Work required
Would you write out the listing verbatim and skip every picture in it?

Record extracts
━━━━━━

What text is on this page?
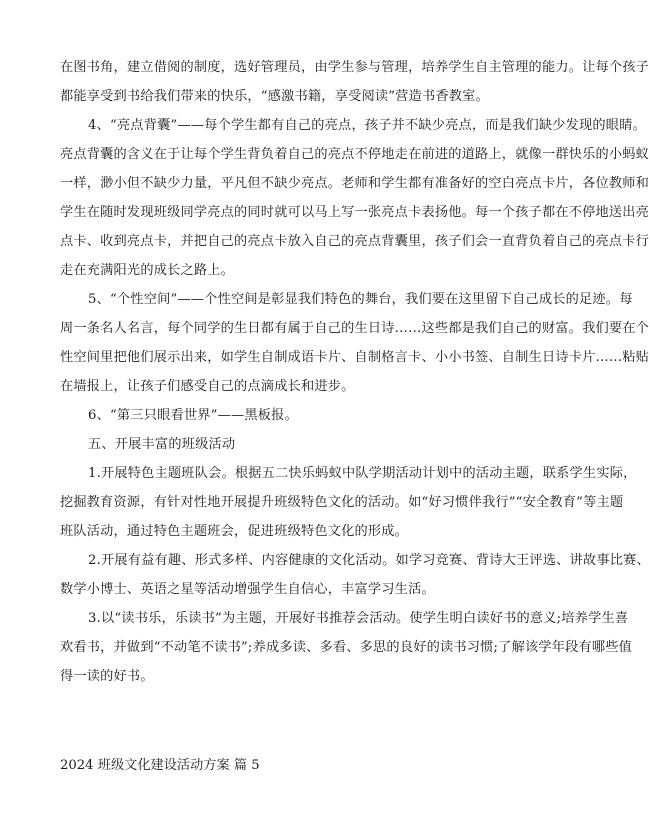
在图书角，建立借阅的制度，选好管理员，由学生参与管理，培养学生自主管理的能力。让每个孩子
都能享受到书给我们带来的快乐，“感激书籍，享受阅读”营造书香教室。
4、“亮点背囊”——每个学生都有自己的亮点，孩子并不缺少亮点，而是我们缺少发现的眼睛。
亮点背囊的含义在于让每个学生背负着自己的亮点不停地走在前进的道路上，就像一群快乐的小蚂蚁
一样，渺小但不缺少力量，平凡但不缺少亮点。老师和学生都有准备好的空白亮点卡片，各位教师和
学生在随时发现班级同学亮点的同时就可以马上写一张亮点卡表扬他。每一个孩子都在不停地送出亮
点卡、收到亮点卡，并把自己的亮点卡放入自己的亮点背囊里，孩子们会一直背负着自己的亮点卡行
走在充满阳光的成长之路上。
5、“个性空间”——个性空间是彰显我们特色的舞台，我们要在这里留下自己成长的足迹。每
周一条名人名言，每个同学的生日都有属于自己的生日诗……这些都是我们自己的财富。我们要在个
性空间里把他们展示出来，如学生自制成语卡片、自制格言卡、小小书签、自制生日诗卡片……粘贴
在墙报上，让孩子们感受自己的点滴成长和进步。
6、“第三只眼看世界”——黑板报。
五、开展丰富的班级活动
1.开展特色主题班队会。根据五二快乐蚂蚁中队学期活动计划中的活动主题，联系学生实际，
挖掘教育资源，有针对性地开展提升班级特色文化的活动。如“好习惯伴我行”“安全教育”等主题
班队活动，通过特色主题班会，促进班级特色文化的形成。
2.开展有益有趣、形式多样、内容健康的文化活动。如学习竞赛、背诗大王评选、讲故事比赛、
数学小博士、英语之星等活动增强学生自信心，丰富学习生活。
3.以“读书乐，乐读书”为主题，开展好书推荐会活动。使学生明白读好书的意义;培养学生喜
欢看书，并做到“不动笔不读书”;养成多读、多看、多思的良好的读书习惯;了解该学年段有哪些值
得一读的好书。
2024 班级文化建设活动方案 篇 5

━━━━━━

The solution
What text is on this page?
在图书角，建立借阅的制度，选好管理员，由学生参与管理，培养学生自主管理的能力。让每个孩子
都能享受到书给我们带来的快乐，“感激书籍，享受阅读”营造书香教室。
4、“亮点背囊”——每个学生都有自己的亮点，孩子并不缺少亮点，而是我们缺少发现的眼睛。
亮点背囊的含义在于让每个学生背负着自己的亮点不停地走在前进的道路上，就像一群快乐的小蚂蚁
一样，渺小但不缺少力量，平凡但不缺少亮点。老师和学生都有准备好的空白亮点卡片，各位教师和
学生在随时发现班级同学亮点的同时就可以马上写一张亮点卡表扬他。每一个孩子都在不停地送出亮
点卡、收到亮点卡，并把自己的亮点卡放入自己的亮点背囊里，孩子们会一直背负着自己的亮点卡行
走在充满阳光的成长之路上。
5、“个性空间”——个性空间是彰显我们特色的舞台，我们要在这里留下自己成长的足迹。每
周一条名人名言，每个同学的生日都有属于自己的生日诗……这些都是我们自己的财富。我们要在个
性空间里把他们展示出来，如学生自制成语卡片、自制格言卡、小小书签、自制生日诗卡片……粘贴
在墙报上，让孩子们感受自己的点滴成长和进步。
6、“第三只眼看世界”——黑板报。
五、开展丰富的班级活动
1.开展特色主题班队会。根据五二快乐蚂蚁中队学期活动计划中的活动主题，联系学生实际，
挖掘教育资源，有针对性地开展提升班级特色文化的活动。如“好习惯伴我行”“安全教育”等主题
班队活动，通过特色主题班会，促进班级特色文化的形成。
2.开展有益有趣、形式多样、内容健康的文化活动。如学习竞赛、背诗大王评选、讲故事比赛、
数学小博士、英语之星等活动增强学生自信心，丰富学习生活。
3.以“读书乐，乐读书”为主题，开展好书推荐会活动。使学生明白读好书的意义;培养学生喜
欢看书，并做到“不动笔不读书”;养成多读、多看、多思的良好的读书习惯;了解该学年段有哪些值
得一读的好书。
2024 班级文化建设活动方案 篇 5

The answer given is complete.